— start —

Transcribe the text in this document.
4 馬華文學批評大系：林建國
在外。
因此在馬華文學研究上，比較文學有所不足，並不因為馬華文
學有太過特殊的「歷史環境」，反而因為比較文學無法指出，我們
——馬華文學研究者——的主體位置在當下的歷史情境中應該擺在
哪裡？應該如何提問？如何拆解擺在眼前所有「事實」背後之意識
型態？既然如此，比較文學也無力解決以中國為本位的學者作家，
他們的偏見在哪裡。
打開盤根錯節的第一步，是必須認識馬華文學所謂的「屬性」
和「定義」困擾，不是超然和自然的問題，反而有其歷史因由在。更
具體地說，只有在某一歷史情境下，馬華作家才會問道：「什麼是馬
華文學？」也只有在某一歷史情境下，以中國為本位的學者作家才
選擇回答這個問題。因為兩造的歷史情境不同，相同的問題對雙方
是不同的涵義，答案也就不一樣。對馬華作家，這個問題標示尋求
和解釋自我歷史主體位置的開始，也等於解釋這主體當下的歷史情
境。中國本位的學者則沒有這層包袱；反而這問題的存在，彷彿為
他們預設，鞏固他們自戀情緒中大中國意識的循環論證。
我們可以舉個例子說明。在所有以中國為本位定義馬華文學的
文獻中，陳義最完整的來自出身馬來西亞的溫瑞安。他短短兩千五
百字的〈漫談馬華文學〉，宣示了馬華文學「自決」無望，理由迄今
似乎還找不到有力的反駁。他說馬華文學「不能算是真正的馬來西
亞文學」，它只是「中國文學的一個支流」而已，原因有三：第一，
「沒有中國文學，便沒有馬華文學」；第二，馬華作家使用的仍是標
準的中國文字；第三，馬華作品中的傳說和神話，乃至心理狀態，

— end —
— start —

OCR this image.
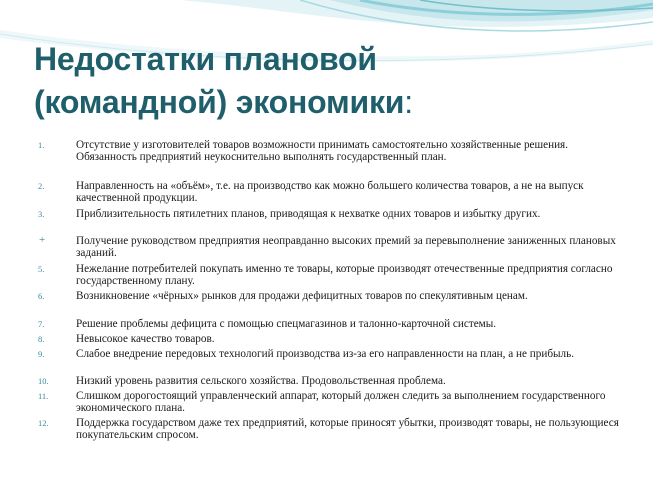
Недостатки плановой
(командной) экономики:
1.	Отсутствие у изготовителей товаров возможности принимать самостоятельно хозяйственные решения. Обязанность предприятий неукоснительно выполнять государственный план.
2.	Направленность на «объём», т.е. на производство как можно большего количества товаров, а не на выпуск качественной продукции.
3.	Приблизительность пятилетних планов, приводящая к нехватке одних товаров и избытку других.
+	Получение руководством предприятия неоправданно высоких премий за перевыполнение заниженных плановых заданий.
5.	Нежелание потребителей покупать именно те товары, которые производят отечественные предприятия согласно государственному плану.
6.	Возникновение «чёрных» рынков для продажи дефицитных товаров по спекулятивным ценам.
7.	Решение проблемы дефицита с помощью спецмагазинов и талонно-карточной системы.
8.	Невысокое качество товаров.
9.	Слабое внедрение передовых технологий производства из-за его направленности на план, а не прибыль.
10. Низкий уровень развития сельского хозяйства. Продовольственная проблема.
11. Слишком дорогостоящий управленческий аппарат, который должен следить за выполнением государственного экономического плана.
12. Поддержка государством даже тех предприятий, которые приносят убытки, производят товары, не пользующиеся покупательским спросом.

— end —

▶ [Exercise objective]:
Nothing but a number is needed here: how many lines hold the string "this"?

▶ [Result of the exercise]:
2